[Stored data entries]
==*==

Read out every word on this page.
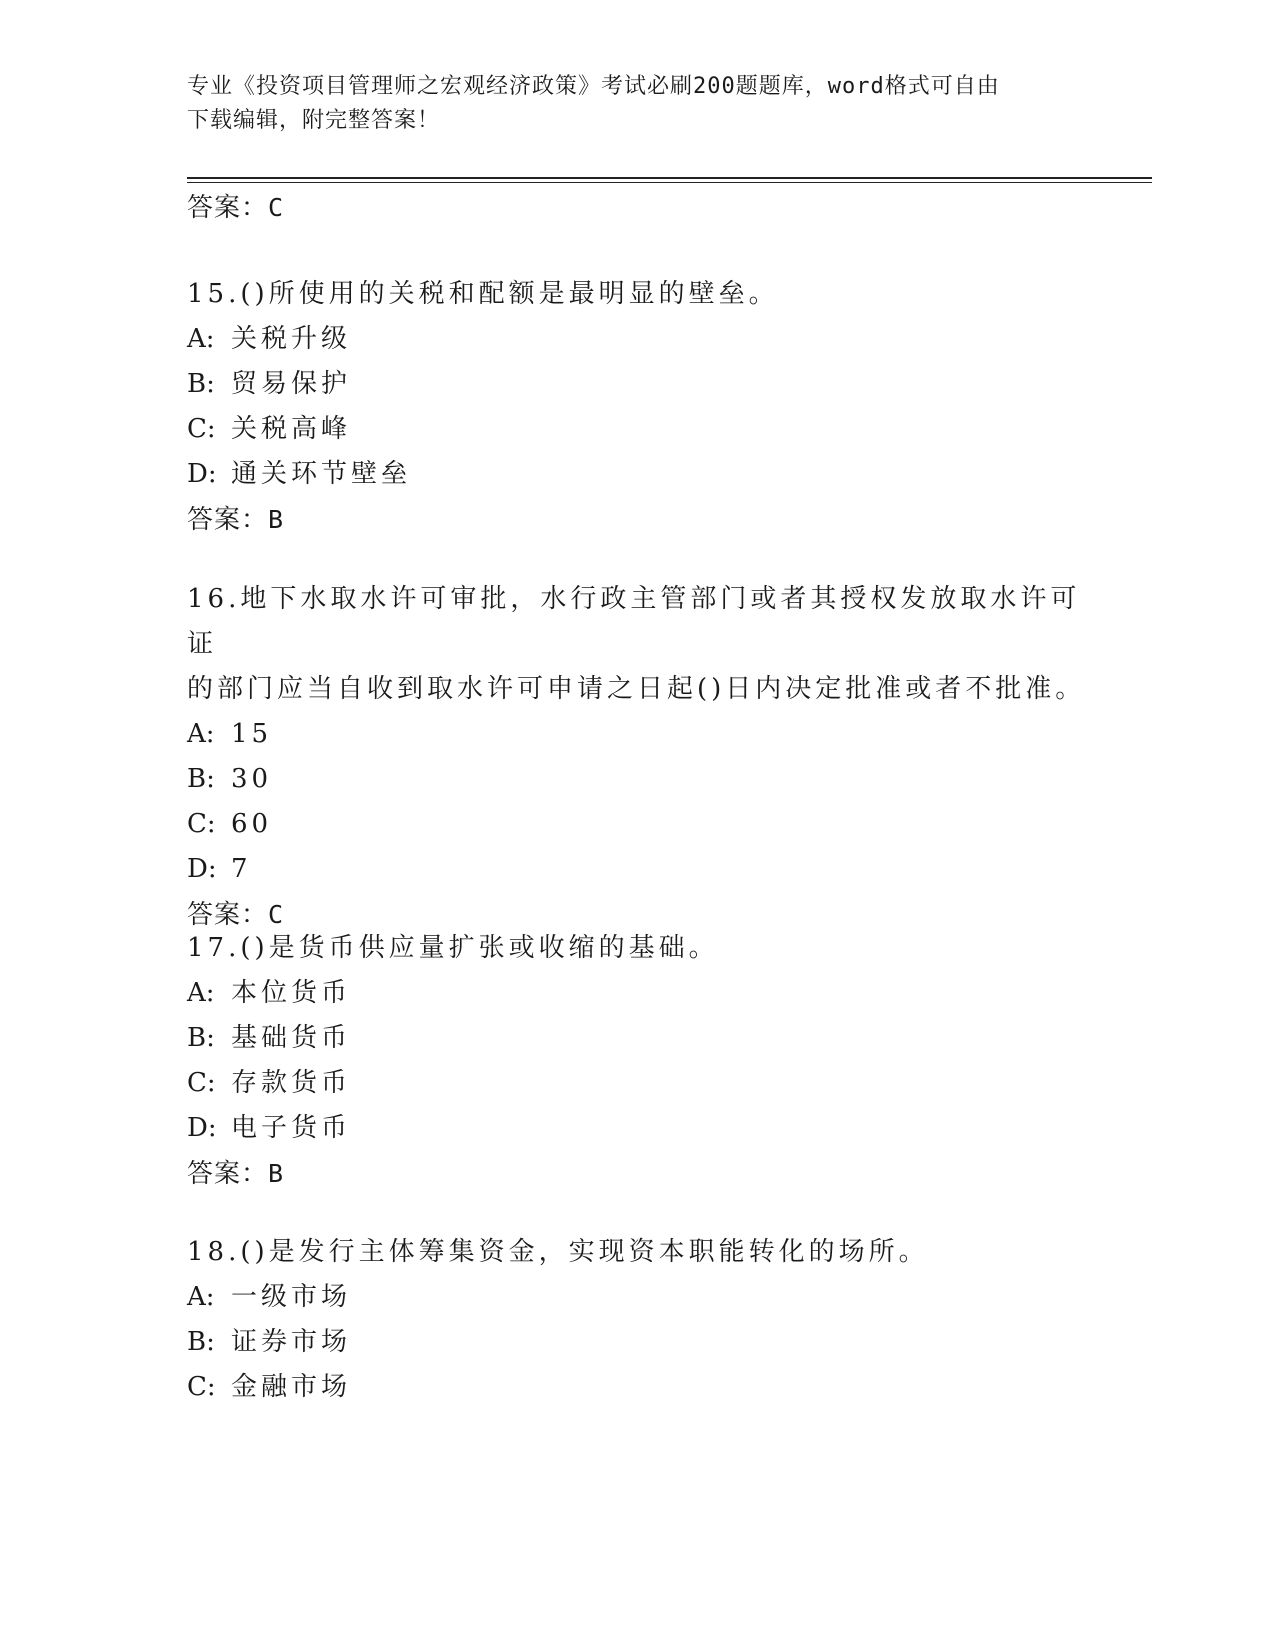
专业《投资项目管理师之宏观经济政策》考试必刷200题题库，word格式可自由
下载编辑，附完整答案！
答案：C
15.()所使用的关税和配额是最明显的壁垒。
A: 关税升级
B: 贸易保护
C: 关税高峰
D: 通关环节壁垒
答案：B
16.地下水取水许可审批，水行政主管部门或者其授权发放取水许可证
的部门应当自收到取水许可申请之日起()日内决定批准或者不批准。
A: 15
B: 30
C: 60
D: 7
答案：C
17.()是货币供应量扩张或收缩的基础。
A: 本位货币
B: 基础货币
C: 存款货币
D: 电子货币
答案：B
18.()是发行主体筹集资金，实现资本职能转化的场所。
A: 一级市场
B: 证券市场
C: 金融市场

==*==

## EXERCISE INSTRUCTIONS
Repeat each record exactly, with the pictures left out.

## TASK RESULT
Read out every word on this page.
专业《投资项目管理师之宏观经济政策》考试必刷200题题库，word格式可自由
下载编辑，附完整答案！
答案：C
15.()所使用的关税和配额是最明显的壁垒。
A: 关税升级
B: 贸易保护
C: 关税高峰
D: 通关环节壁垒
答案：B
16.地下水取水许可审批，水行政主管部门或者其授权发放取水许可证
的部门应当自收到取水许可申请之日起()日内决定批准或者不批准。
A: 15
B: 30
C: 60
D: 7
答案：C
17.()是货币供应量扩张或收缩的基础。
A: 本位货币
B: 基础货币
C: 存款货币
D: 电子货币
答案：B
18.()是发行主体筹集资金，实现资本职能转化的场所。
A: 一级市场
B: 证券市场
C: 金融市场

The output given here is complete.